**ОТРЫВОК:**
————————
Тут-то и вскрывалось глубокое непонимание того, что между тем, что они делают, и тем, что надобно делать, коренится резкое противоречие. С литературой дело обстояло еще хуже. Они никак не могли понять основной сложной разницы, лежащей между вопросами культурно-государственного строительства, и между вопросами искусства и литературы. Искусство и литература находятся в непосредственной и тесной зависимости от общественной психологии, а общественная психология на пути своем от экономики может тоже терпеть ряд серьезных перемен. И путь этих перемен для должного исследования еще ждет своих трудолюбивых Робинзонов. Это положение настолько элементарно и очевидно, что только «пытливые» взоры идеологов «Пролеткульта» не могли заметить его. Со стыдливой улыбкой школьника мне приходится раз'яснять им, что если ими не понят Маркс и не дочитан вполне Плеханов, то во всяком случае оба они в достаточной мере искажены. Матушка-вульгарность проявила свою энергию во-всю. Плод был брошен, и «древо» взошло. Оно богато проливалось денежными пособиями, но цвет его листьев был смертельно желтым и вечная осень кружилась над его воображаемой вершиной. Десятки, сотни и тысячи молодых людей были обучены ремеслу литературного творчества. Ими были написаны миллионы стихотворений, тысячи рассказов и сотни повестей, новелл, поэм, драм, пьес. И все эти авторы были уверены в том, что только они одни отображают современность.

Но политика дня и «политика» времени не являются для художника чем-то общим. Являясь по существу своему конкретным отобразителем реальных событий, художник по сей день еще остается неистовым романтиком в своем творчестве. Мне могут возразить, что художник часто в самой классовой борьбе видит политику дня. Но это слепота исключительного порядка, — она не в счет.
————————
**ИСХОДНЫЕ ДАННЫЕ:**

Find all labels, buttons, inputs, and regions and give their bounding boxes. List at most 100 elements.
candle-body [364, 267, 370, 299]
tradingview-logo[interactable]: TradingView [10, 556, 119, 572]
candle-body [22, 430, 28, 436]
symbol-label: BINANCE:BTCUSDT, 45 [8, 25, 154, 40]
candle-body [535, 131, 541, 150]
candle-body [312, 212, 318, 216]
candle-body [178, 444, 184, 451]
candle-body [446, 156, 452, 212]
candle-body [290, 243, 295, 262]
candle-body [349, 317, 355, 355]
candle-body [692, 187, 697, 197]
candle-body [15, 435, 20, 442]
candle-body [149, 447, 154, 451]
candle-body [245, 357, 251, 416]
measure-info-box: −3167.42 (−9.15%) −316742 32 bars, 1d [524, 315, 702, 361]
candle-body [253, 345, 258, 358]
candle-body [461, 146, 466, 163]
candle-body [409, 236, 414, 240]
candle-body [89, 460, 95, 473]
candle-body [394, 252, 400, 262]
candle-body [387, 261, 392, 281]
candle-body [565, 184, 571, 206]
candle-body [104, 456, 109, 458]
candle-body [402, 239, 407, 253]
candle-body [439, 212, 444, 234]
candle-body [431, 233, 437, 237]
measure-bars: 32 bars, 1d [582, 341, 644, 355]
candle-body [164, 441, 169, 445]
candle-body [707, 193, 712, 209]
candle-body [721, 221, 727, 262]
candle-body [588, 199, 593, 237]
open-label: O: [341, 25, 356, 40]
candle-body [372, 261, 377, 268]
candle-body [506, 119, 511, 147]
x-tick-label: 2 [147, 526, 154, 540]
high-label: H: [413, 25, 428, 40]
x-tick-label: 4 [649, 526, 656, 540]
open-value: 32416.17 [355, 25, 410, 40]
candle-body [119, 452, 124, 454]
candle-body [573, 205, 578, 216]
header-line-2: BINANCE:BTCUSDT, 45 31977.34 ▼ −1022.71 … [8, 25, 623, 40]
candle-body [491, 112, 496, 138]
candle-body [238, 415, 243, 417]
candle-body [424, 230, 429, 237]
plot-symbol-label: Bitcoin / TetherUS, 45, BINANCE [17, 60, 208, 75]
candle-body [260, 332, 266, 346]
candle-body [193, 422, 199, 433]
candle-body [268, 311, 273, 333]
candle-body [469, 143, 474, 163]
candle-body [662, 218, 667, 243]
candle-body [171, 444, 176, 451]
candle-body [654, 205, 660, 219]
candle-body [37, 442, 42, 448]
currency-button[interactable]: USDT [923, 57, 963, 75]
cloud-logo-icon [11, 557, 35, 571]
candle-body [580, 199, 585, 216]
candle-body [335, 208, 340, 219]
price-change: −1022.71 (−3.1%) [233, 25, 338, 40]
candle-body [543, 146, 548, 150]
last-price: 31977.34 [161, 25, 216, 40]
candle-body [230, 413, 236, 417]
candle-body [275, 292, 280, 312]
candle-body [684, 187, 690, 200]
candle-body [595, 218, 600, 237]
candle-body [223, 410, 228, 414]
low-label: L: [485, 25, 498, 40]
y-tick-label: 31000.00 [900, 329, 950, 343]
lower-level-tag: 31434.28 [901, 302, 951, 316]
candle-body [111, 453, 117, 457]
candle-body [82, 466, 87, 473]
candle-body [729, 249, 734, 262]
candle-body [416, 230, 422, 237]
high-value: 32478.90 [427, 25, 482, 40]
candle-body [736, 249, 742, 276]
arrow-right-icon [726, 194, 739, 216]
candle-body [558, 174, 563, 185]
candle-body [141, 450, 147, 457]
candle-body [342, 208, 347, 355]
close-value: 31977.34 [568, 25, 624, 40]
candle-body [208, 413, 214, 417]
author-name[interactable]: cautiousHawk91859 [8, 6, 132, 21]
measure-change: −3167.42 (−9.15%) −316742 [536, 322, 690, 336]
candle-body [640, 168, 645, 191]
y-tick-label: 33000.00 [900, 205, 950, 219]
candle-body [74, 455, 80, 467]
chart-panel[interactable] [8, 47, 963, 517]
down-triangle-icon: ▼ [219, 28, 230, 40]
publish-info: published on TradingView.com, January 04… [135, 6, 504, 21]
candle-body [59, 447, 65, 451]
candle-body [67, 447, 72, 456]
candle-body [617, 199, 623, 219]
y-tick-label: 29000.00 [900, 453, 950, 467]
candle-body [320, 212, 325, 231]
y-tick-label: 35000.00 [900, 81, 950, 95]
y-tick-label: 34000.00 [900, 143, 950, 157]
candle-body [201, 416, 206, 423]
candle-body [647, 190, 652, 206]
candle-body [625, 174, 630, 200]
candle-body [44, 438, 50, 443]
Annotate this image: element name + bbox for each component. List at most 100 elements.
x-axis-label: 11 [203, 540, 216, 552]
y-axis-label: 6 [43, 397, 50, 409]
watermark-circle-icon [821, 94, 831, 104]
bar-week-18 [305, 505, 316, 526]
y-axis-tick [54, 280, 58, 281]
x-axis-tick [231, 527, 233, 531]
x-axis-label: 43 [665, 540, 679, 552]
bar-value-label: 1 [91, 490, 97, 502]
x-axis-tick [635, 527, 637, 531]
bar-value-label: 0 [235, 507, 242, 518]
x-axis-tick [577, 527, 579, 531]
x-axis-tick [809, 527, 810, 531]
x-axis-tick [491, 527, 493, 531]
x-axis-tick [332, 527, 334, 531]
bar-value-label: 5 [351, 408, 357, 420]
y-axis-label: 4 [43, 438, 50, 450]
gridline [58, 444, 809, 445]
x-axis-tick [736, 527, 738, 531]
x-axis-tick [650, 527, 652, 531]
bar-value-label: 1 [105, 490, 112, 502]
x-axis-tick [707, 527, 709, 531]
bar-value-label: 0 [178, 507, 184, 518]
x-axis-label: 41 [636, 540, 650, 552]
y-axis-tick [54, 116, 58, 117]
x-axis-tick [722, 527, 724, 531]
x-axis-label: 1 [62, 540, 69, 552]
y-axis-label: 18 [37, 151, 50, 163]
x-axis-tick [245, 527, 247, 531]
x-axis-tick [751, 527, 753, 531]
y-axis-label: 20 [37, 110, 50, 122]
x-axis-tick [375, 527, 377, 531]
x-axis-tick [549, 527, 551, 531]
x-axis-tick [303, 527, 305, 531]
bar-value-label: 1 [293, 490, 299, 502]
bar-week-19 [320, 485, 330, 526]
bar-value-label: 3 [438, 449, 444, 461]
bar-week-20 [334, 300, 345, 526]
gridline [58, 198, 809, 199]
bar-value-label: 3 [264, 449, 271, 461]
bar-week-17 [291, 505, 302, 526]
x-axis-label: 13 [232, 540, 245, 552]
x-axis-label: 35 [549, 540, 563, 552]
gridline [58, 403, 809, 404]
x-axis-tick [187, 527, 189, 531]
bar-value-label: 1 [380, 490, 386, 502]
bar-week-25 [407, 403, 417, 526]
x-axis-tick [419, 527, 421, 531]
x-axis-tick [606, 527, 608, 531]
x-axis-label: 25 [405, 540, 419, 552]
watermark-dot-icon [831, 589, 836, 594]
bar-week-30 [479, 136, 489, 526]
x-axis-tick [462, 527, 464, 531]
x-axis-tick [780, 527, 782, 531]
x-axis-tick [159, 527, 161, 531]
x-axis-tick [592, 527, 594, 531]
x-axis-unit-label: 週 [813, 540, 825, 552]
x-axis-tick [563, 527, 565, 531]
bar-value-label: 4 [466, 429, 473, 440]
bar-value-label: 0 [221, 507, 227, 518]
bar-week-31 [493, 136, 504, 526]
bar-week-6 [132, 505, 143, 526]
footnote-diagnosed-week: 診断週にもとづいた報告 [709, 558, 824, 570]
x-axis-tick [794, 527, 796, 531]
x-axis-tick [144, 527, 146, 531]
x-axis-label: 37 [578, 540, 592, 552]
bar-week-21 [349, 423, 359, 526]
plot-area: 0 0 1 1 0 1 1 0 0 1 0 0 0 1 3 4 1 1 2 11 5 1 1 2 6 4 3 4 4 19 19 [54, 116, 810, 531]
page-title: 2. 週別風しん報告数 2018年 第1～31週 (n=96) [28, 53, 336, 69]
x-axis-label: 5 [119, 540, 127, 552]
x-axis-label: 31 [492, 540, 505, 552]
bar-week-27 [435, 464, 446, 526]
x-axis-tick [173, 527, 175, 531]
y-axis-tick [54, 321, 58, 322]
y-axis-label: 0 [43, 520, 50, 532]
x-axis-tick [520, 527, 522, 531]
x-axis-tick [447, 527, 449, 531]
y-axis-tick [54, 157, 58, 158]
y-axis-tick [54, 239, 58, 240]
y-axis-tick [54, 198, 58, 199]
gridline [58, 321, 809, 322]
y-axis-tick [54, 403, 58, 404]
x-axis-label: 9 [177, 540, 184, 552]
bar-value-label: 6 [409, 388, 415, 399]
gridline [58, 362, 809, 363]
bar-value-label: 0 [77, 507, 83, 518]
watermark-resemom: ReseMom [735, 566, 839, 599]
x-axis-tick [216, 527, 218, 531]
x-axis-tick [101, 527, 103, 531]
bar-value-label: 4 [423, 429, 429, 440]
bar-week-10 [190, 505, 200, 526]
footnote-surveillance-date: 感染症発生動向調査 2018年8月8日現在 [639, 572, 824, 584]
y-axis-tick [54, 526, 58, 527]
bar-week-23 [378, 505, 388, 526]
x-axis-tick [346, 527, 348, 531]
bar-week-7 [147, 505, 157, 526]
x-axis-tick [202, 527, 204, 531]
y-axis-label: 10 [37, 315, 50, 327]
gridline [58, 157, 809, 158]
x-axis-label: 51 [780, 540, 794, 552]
————————
**ЗАДАНИЯ:**
- a) Продублируйте строки записей, начиная с самой первой и заканчивая строкой с «candle-body [535, 131, 541, 150]» включительно.
- b) Допишите следующую часть отрывка о «Пролеткульте» и художнике.
Отрывок и записи никак не связаны друг с другом.

**ОЖИДАЕМЫЕ ОТВЕТЫ:**
- a)
Find all labels, buttons, inputs, and regions and give their bounding boxes. List at most 100 elements.
candle-body [364, 267, 370, 299]
tradingview-logo[interactable]: TradingView [10, 556, 119, 572]
candle-body [22, 430, 28, 436]
symbol-label: BINANCE:BTCUSDT, 45 [8, 25, 154, 40]
candle-body [535, 131, 541, 150]

- b)
Но и слишком ревностное приближение художника к дверям политики дня иногда становится смертельным для его творчества, иногда же он отделывается легким ущемлением своего обонятельного органа. Слишком же ленивое приближение его к дверям «политики» времени делает его творчество нужным только ему самому. Как видите, положение не из приятных и напрасно некоторые завидуют писателю, которому придется честно поработать швейцаром у ворот эпохи до окончательной победы его класса.

Что же приходится делать писателю для того, чтобы он нужен был пролетариату в борьбе именно как художник, а не как другой деятель общественной жизни? Он старается сознательно или бессознательно синтезировать метод своего творчества и его реальную цель, и чем дружественнее это слияние, тем творчество его художественно-чище, таит в себе больше эмоциональных возможностей, и в более полной мере отображает конкретную действительность. И если длительный процесс этого слияния отображается в его творчестве, тогда оно расколото на столько же частей, на сколько расколот сам художник. Обыкновенно для эпохи переходной такой путь художника особенно характерен. И вот, учитывалось ли все это формальными последователями Богданова, выступающими от имени ортодоксального марксизма и оставившими нам в наследство тысячи безработных юношей? Насколько мне помнится, им было обещано почетное звание писателя, не уступающего ни в чем гигантам литературного прошлого. Они никогда не задумывались над тем, что «сделать» такого писателя при политическом и экономическом господстве пролетариата в одной стране представляет собой некоторую трудность.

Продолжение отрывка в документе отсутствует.